» **Exercise requirements**: Write the material out again in full, exactly.

» **Material for the task**:
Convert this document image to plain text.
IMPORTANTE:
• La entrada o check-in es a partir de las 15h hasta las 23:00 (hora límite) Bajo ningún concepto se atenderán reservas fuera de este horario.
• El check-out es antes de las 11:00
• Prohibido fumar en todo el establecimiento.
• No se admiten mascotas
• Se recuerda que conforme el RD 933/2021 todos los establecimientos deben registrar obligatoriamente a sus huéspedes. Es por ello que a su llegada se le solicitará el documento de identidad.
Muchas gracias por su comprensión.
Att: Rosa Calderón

» **Correct answer**:
Convert this document image to plain text.
IMPORTANTE:
• La entrada o check-in es a partir de las 15h hasta las 23:00 (hora límite) Bajo ningún concepto se atenderán reservas fuera de este horario.
• El check-out es antes de las 11:00
• Prohibido fumar en todo el establecimiento.
• No se admiten mascotas
• Se recuerda que conforme el RD 933/2021 todos los establecimientos deben registrar obligatoriamente a sus huéspedes. Es por ello que a su llegada se le solicitará el documento de identidad.
Muchas gracias por su comprensión.
Att: Rosa Calderón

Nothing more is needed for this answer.